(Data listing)
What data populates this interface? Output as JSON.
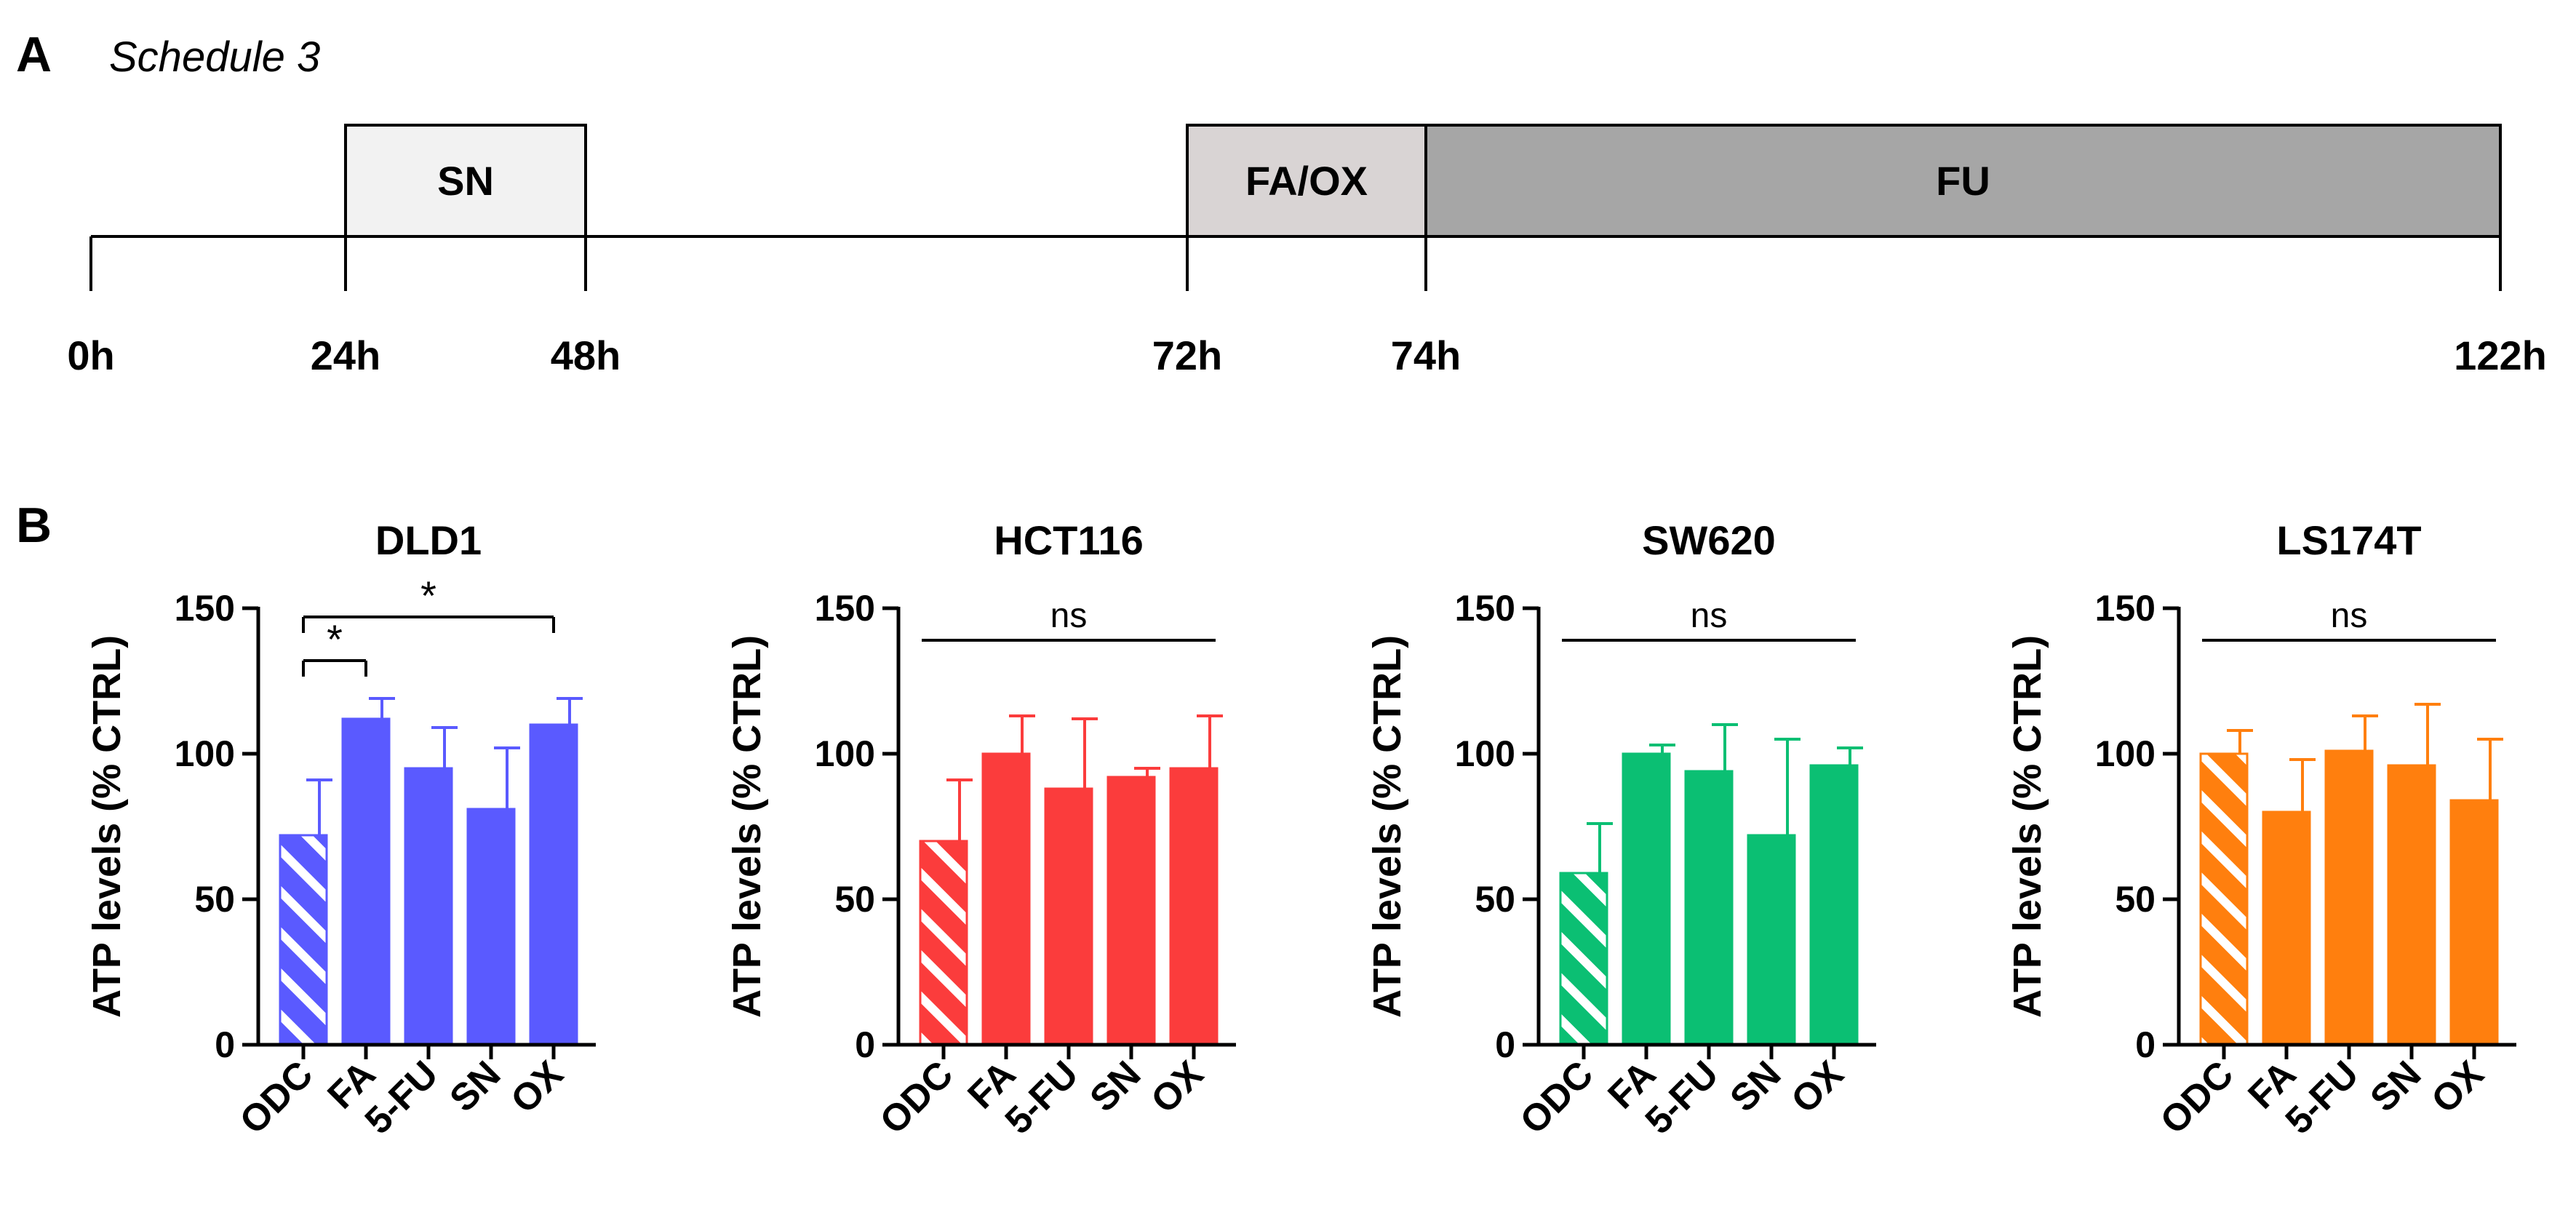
{
  "panels": {
    "a_letter": "A",
    "b_letter": "B"
  },
  "schedule": {
    "title": "Schedule 3",
    "unit": "h",
    "phases": [
      {
        "label": "SN",
        "start": 24,
        "end": 48,
        "color": "#f2f2f2"
      },
      {
        "label": "FA/OX",
        "start": 72,
        "end": 74,
        "color": "#d9d4d4"
      },
      {
        "label": "FU",
        "start": 74,
        "end": 122,
        "color": "#a6a6a6"
      }
    ],
    "time_labels": [
      "0h",
      "24h",
      "48h",
      "72h",
      "74h",
      "122h"
    ]
  },
  "chart_data": [
    {
      "type": "bar",
      "title": "DLD1",
      "ylabel": "ATP levels (% CTRL)",
      "xlabel": "",
      "ylim": [
        0,
        150
      ],
      "yticks": [
        "0",
        "50",
        "100",
        "150"
      ],
      "categories": [
        "ODC",
        "FA",
        "5-FU",
        "SN",
        "OX"
      ],
      "values": [
        72,
        112,
        95,
        81,
        110
      ],
      "errors": [
        19,
        7,
        14,
        21,
        9
      ],
      "color": "#5a5aff",
      "hatched_first": true,
      "annotations": [
        {
          "from": 0,
          "to": 1,
          "label": "*",
          "y": 132
        },
        {
          "from": 0,
          "to": 4,
          "label": "*",
          "y": 147
        }
      ]
    },
    {
      "type": "bar",
      "title": "HCT116",
      "ylabel": "ATP levels (% CTRL)",
      "xlabel": "",
      "ylim": [
        0,
        150
      ],
      "yticks": [
        "0",
        "50",
        "100",
        "150"
      ],
      "categories": [
        "ODC",
        "FA",
        "5-FU",
        "SN",
        "OX"
      ],
      "values": [
        70,
        100,
        88,
        92,
        95
      ],
      "errors": [
        21,
        13,
        24,
        3,
        18
      ],
      "color": "#fb3c3c",
      "hatched_first": true,
      "annotations": [
        {
          "from": 0,
          "to": 4,
          "label": "ns",
          "y": 139
        }
      ]
    },
    {
      "type": "bar",
      "title": "SW620",
      "ylabel": "ATP levels (% CTRL)",
      "xlabel": "",
      "ylim": [
        0,
        150
      ],
      "yticks": [
        "0",
        "50",
        "100",
        "150"
      ],
      "categories": [
        "ODC",
        "FA",
        "5-FU",
        "SN",
        "OX"
      ],
      "values": [
        59,
        100,
        94,
        72,
        96
      ],
      "errors": [
        17,
        3,
        16,
        33,
        6
      ],
      "color": "#0bbf73",
      "hatched_first": true,
      "annotations": [
        {
          "from": 0,
          "to": 4,
          "label": "ns",
          "y": 139
        }
      ]
    },
    {
      "type": "bar",
      "title": "LS174T",
      "ylabel": "ATP levels (% CTRL)",
      "xlabel": "",
      "ylim": [
        0,
        150
      ],
      "yticks": [
        "0",
        "50",
        "100",
        "150"
      ],
      "categories": [
        "ODC",
        "FA",
        "5-FU",
        "SN",
        "OX"
      ],
      "values": [
        100,
        80,
        101,
        96,
        84
      ],
      "errors": [
        8,
        18,
        12,
        21,
        21
      ],
      "color": "#ff7f0e",
      "hatched_first": true,
      "annotations": [
        {
          "from": 0,
          "to": 4,
          "label": "ns",
          "y": 139
        }
      ]
    }
  ]
}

§ WRITTEN EXERCISE
In your copy, repeat each record exactly and include no pictures.

§ WRITTEN ANSWER
What data populates this interface? Output as JSON.
{
  "panels": {
    "a_letter": "A",
    "b_letter": "B"
  },
  "schedule": {
    "title": "Schedule 3",
    "unit": "h",
    "phases": [
      {
        "label": "SN",
        "start": 24,
        "end": 48,
        "color": "#f2f2f2"
      },
      {
        "label": "FA/OX",
        "start": 72,
        "end": 74,
        "color": "#d9d4d4"
      },
      {
        "label": "FU",
        "start": 74,
        "end": 122,
        "color": "#a6a6a6"
      }
    ],
    "time_labels": [
      "0h",
      "24h",
      "48h",
      "72h",
      "74h",
      "122h"
    ]
  },
  "chart_data": [
    {
      "type": "bar",
      "title": "DLD1",
      "ylabel": "ATP levels (% CTRL)",
      "xlabel": "",
      "ylim": [
        0,
        150
      ],
      "yticks": [
        "0",
        "50",
        "100",
        "150"
      ],
      "categories": [
        "ODC",
        "FA",
        "5-FU",
        "SN",
        "OX"
      ],
      "values": [
        72,
        112,
        95,
        81,
        110
      ],
      "errors": [
        19,
        7,
        14,
        21,
        9
      ],
      "color": "#5a5aff",
      "hatched_first": true,
      "annotations": [
        {
          "from": 0,
          "to": 1,
          "label": "*",
          "y": 132
        },
        {
          "from": 0,
          "to": 4,
          "label": "*",
          "y": 147
        }
      ]
    },
    {
      "type": "bar",
      "title": "HCT116",
      "ylabel": "ATP levels (% CTRL)",
      "xlabel": "",
      "ylim": [
        0,
        150
      ],
      "yticks": [
        "0",
        "50",
        "100",
        "150"
      ],
      "categories": [
        "ODC",
        "FA",
        "5-FU",
        "SN",
        "OX"
      ],
      "values": [
        70,
        100,
        88,
        92,
        95
      ],
      "errors": [
        21,
        13,
        24,
        3,
        18
      ],
      "color": "#fb3c3c",
      "hatched_first": true,
      "annotations": [
        {
          "from": 0,
          "to": 4,
          "label": "ns",
          "y": 139
        }
      ]
    },
    {
      "type": "bar",
      "title": "SW620",
      "ylabel": "ATP levels (% CTRL)",
      "xlabel": "",
      "ylim": [
        0,
        150
      ],
      "yticks": [
        "0",
        "50",
        "100",
        "150"
      ],
      "categories": [
        "ODC",
        "FA",
        "5-FU",
        "SN",
        "OX"
      ],
      "values": [
        59,
        100,
        94,
        72,
        96
      ],
      "errors": [
        17,
        3,
        16,
        33,
        6
      ],
      "color": "#0bbf73",
      "hatched_first": true,
      "annotations": [
        {
          "from": 0,
          "to": 4,
          "label": "ns",
          "y": 139
        }
      ]
    },
    {
      "type": "bar",
      "title": "LS174T",
      "ylabel": "ATP levels (% CTRL)",
      "xlabel": "",
      "ylim": [
        0,
        150
      ],
      "yticks": [
        "0",
        "50",
        "100",
        "150"
      ],
      "categories": [
        "ODC",
        "FA",
        "5-FU",
        "SN",
        "OX"
      ],
      "values": [
        100,
        80,
        101,
        96,
        84
      ],
      "errors": [
        8,
        18,
        12,
        21,
        21
      ],
      "color": "#ff7f0e",
      "hatched_first": true,
      "annotations": [
        {
          "from": 0,
          "to": 4,
          "label": "ns",
          "y": 139
        }
      ]
    }
  ]
}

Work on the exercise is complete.